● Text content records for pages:

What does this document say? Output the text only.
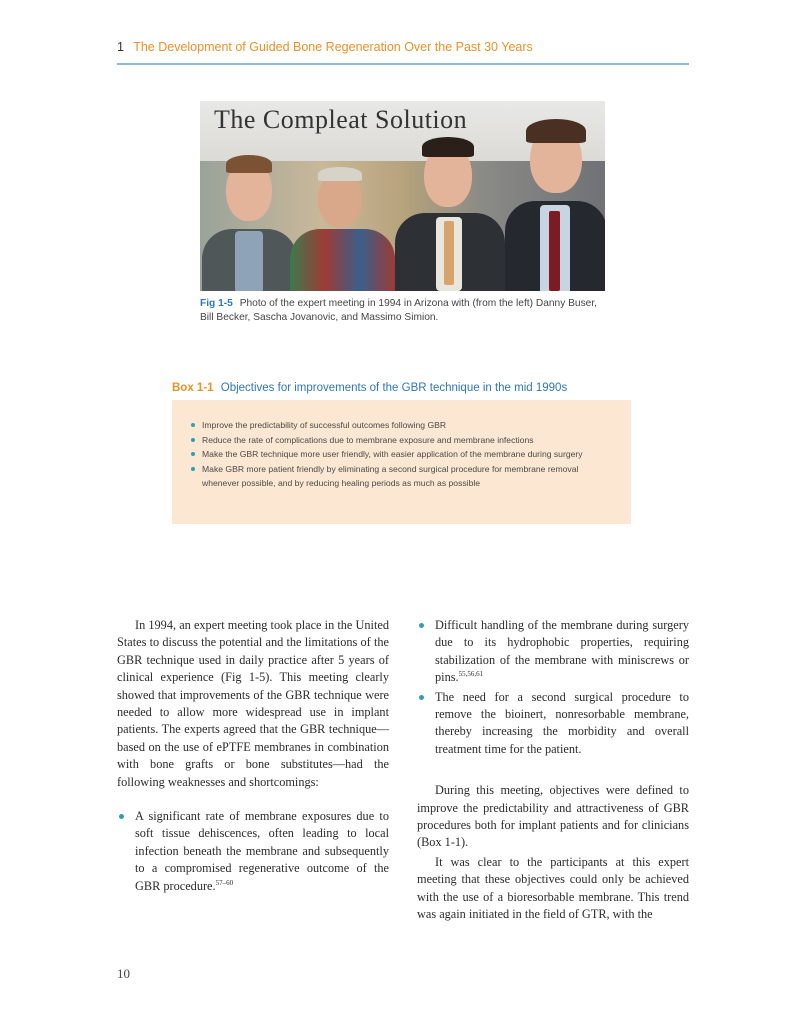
1 The Development of Guided Bone Regeneration Over the Past 30 Years
The Compleat Solution
Fig 1-5 Photo of the expert meeting in 1994 in Arizona with (from the left) Danny Buser, Bill Becker, Sascha Jovanovic, and Massimo Simion.
Box 1-1 Objectives for improvements of the GBR technique in the mid 1990s
Improve the predictability of successful outcomes following GBR
Reduce the rate of complications due to membrane exposure and membrane infections
Make the GBR technique more user friendly, with easier application of the membrane during surgery
Make GBR more patient friendly by eliminating a second surgical procedure for membrane removal whenever possible, and by reducing healing periods as much as possible

In 1994, an expert meeting took place in the United States to discuss the potential and the limitations of the GBR technique used in daily practice after 5 years of clinical experience (Fig 1-5). This meeting clearly showed that improvements of the GBR technique were needed to allow more widespread use in implant patients. The experts agreed that the GBR technique—based on the use of ePTFE membranes in combination with bone grafts or bone substitutes—had the following weaknesses and shortcomings:

A significant rate of membrane exposures due to soft tissue dehiscences, often leading to local infection beneath the membrane and subsequently to a compromised regenerative outcome of the GBR procedure.$^{57-60}$
Difficult handling of the membrane during surgery due to its hydrophobic properties, requiring stabilization of the membrane with miniscrews or pins.$^{55,56,61}$
The need for a second surgical procedure to remove the bioinert, nonresorbable membrane, thereby increasing the morbidity and overall treatment time for the patient.

During this meeting, objectives were defined to improve the predictability and attractiveness of GBR procedures both for implant patients and for clinicians (Box 1-1).

It was clear to the participants at this expert meeting that these objectives could only be achieved with the use of a bioresorbable membrane. This trend was again initiated in the field of GTR, with the

10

● Your assignment:
Wherever a line of the records above contains the string "second", copy that line out.

● Finished exercise:
Make GBR more patient friendly by eliminating a second surgical procedure for membrane removal whenever possible, and by reducing healing periods as much as possible
The need for a second surgical procedure to remove the bioinert, nonresorbable membrane, thereby increasing the morbidity and overall treatment time for the patient.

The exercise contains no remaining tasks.